| TASK DESCRIPTION |
Give only the number of lines that include the string "Size".

| DATASET EXCERPTS |
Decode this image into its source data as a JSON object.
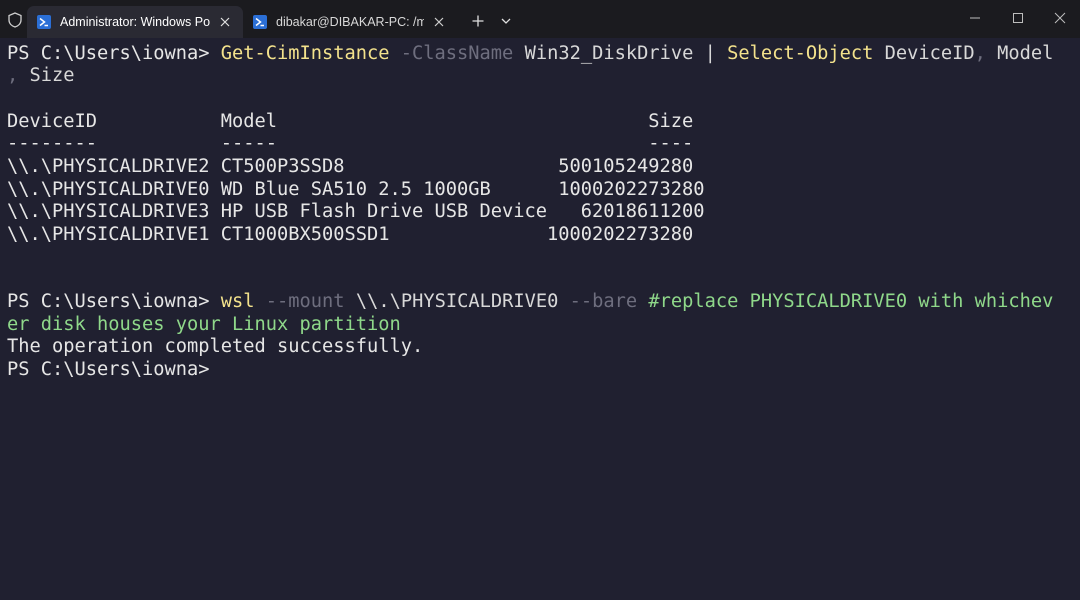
{
  "tabs": [
    {
      "title": "Administrator: Windows PowerShell",
      "active": true,
      "icon": "powershell-icon"
    },
    {
      "title": "dibakar@DIBAKAR-PC: /mnt/",
      "active": false,
      "icon": "powershell-icon"
    }
  ],
  "toolbar": {
    "new_tab_icon": "plus-icon",
    "dropdown_icon": "chevron-down-icon"
  },
  "window_controls": {
    "minimize_icon": "minimize-icon",
    "maximize_icon": "maximize-icon",
    "close_icon": "close-icon"
  },
  "colors": {
    "background": "#202030",
    "command": "#f3e28c",
    "parameter": "#6e6e7e",
    "comment": "#8fd88a",
    "text": "#e6e6e6"
  },
  "terminal": {
    "line1": {
      "prompt": "PS C:\\Users\\iowna> ",
      "cmd1": "Get-CimInstance",
      "param1": " -ClassName",
      "arg1": " Win32_DiskDrive ",
      "pipe": "|",
      "cmd2": " Select-Object",
      "arg2": " DeviceID",
      "sep1": ",",
      "arg3": " Model"
    },
    "line2": {
      "sep2": ",",
      "arg4": " Size"
    },
    "table": {
      "header": "DeviceID           Model                                 Size",
      "underline": "--------           -----                                 ----",
      "rows": [
        "\\\\.\\PHYSICALDRIVE2 CT500P3SSD8                   500105249280",
        "\\\\.\\PHYSICALDRIVE0 WD Blue SA510 2.5 1000GB      1000202273280",
        "\\\\.\\PHYSICALDRIVE3 HP USB Flash Drive USB Device   62018611200",
        "\\\\.\\PHYSICALDRIVE1 CT1000BX500SSD1              1000202273280"
      ]
    },
    "wsl_line": {
      "prompt": "PS C:\\Users\\iowna> ",
      "cmd": "wsl",
      "param1": " --mount",
      "arg": " \\\\.\\PHYSICALDRIVE0",
      "param2": " --bare",
      "comment_part1": " #replace PHYSICALDRIVE0 with whichev",
      "comment_part2": "er disk houses your Linux partition"
    },
    "result": "The operation completed successfully.",
    "final_prompt": "PS C:\\Users\\iowna>"
  }
}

| RESULT OF THIS EXERCISE |
2